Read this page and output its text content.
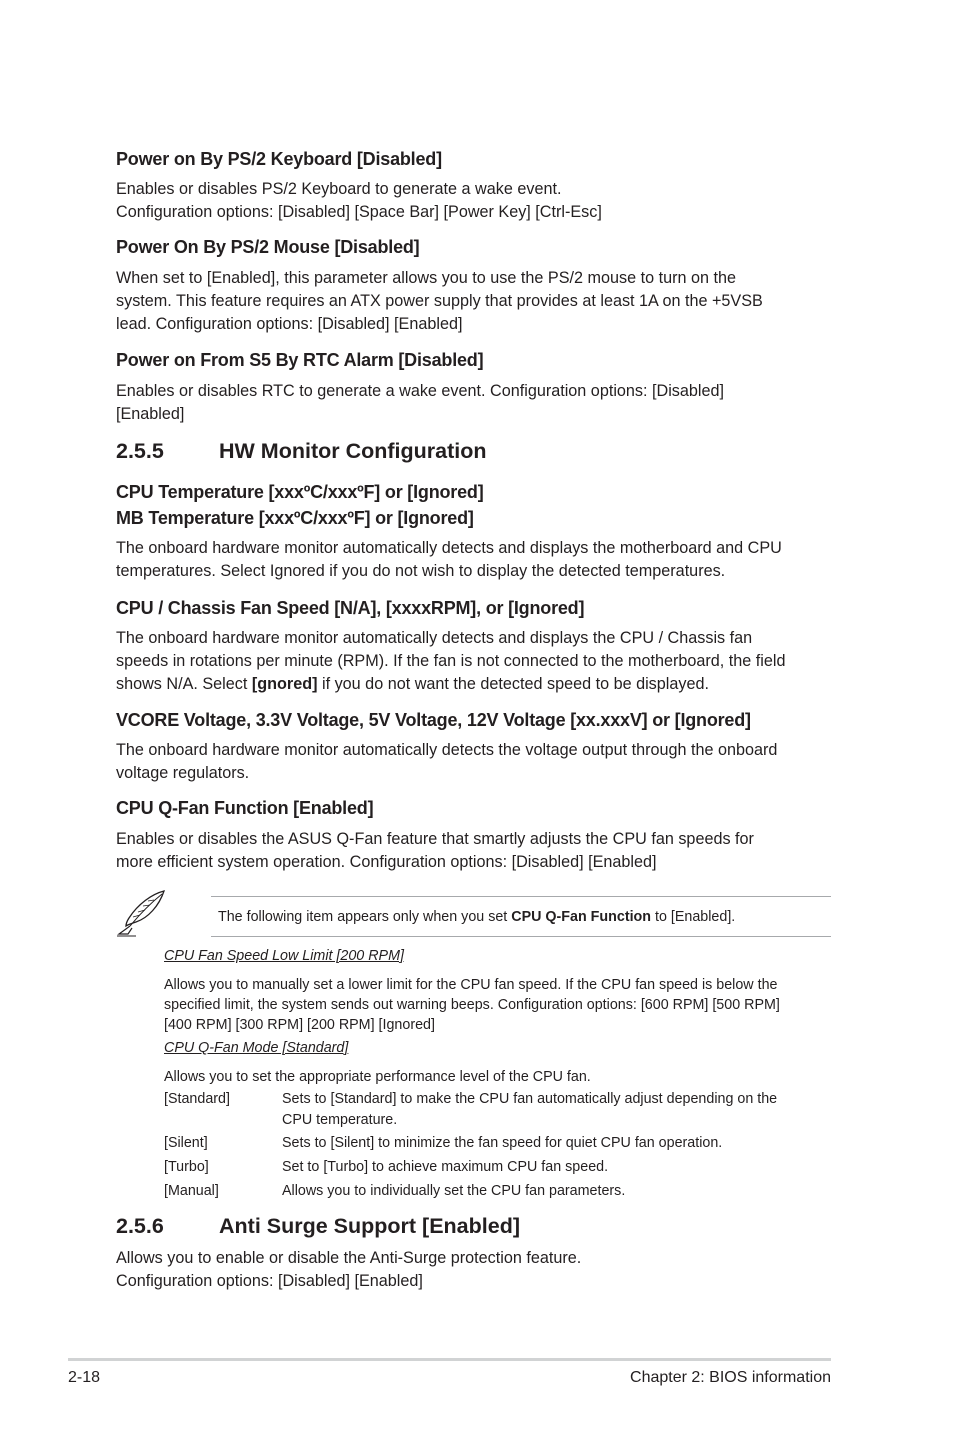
Power on By PS/2 Keyboard [Disabled]
Enables or disables PS/2 Keyboard to generate a wake event.
Configuration options: [Disabled] [Space Bar] [Power Key] [Ctrl-Esc]
Power On By PS/2 Mouse [Disabled]
When set to [Enabled], this parameter allows you to use the PS/2 mouse to turn on the
system. This feature requires an ATX power supply that provides at least 1A on the +5VSB
lead. Configuration options: [Disabled] [Enabled]
Power on From S5 By RTC Alarm [Disabled]
Enables or disables RTC to generate a wake event. Configuration options: [Disabled]
[Enabled]
2.5.5	HW Monitor Configuration
CPU Temperature [xxxºC/xxxºF] or [Ignored]
MB Temperature [xxxºC/xxxºF] or [Ignored]
The onboard hardware monitor automatically detects and displays the motherboard and CPU
temperatures. Select Ignored if you do not wish to display the detected temperatures.
CPU / Chassis Fan Speed [N/A], [xxxxRPM], or [Ignored]
The onboard hardware monitor automatically detects and displays the CPU / Chassis fan
speeds in rotations per minute (RPM). If the fan is not connected to the motherboard, the field
shows N/A. Select [gnored] if you do not want the detected speed to be displayed.
VCORE Voltage, 3.3V Voltage, 5V Voltage, 12V Voltage [xx.xxxV] or [Ignored]
The onboard hardware monitor automatically detects the voltage output through the onboard
voltage regulators.
CPU Q-Fan Function [Enabled]
Enables or disables the ASUS Q-Fan feature that smartly adjusts the CPU fan speeds for
more efficient system operation. Configuration options: [Disabled] [Enabled]
The following item appears only when you set CPU Q-Fan Function to [Enabled].
CPU Fan Speed Low Limit [200 RPM]
Allows you to manually set a lower limit for the CPU fan speed. If the CPU fan speed is below the
specified limit, the system sends out warning beeps. Configuration options: [600 RPM] [500 RPM]
[400 RPM] [300 RPM] [200 RPM] [Ignored]
CPU Q-Fan Mode [Standard]
Allows you to set the appropriate performance level of the CPU fan.
[Standard]	Sets to [Standard] to make the CPU fan automatically adjust depending on the
CPU temperature.
[Silent]	Sets to [Silent] to minimize the fan speed for quiet CPU fan operation.
[Turbo]	Set to [Turbo] to achieve maximum CPU fan speed.
[Manual]	Allows you to individually set the CPU fan parameters.
2.5.6	Anti Surge Support [Enabled]
Allows you to enable or disable the Anti-Surge protection feature.
Configuration options: [Disabled] [Enabled]
2-18	Chapter 2: BIOS information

☆ ☆ ☆ ☆

## Work instructions
List all lines in the material containing the string "motherboard".

## Result of the exercise
The onboard hardware monitor automatically detects and displays the motherboard and CPU
speeds in rotations per minute (RPM). If the fan is not connected to the motherboard, the field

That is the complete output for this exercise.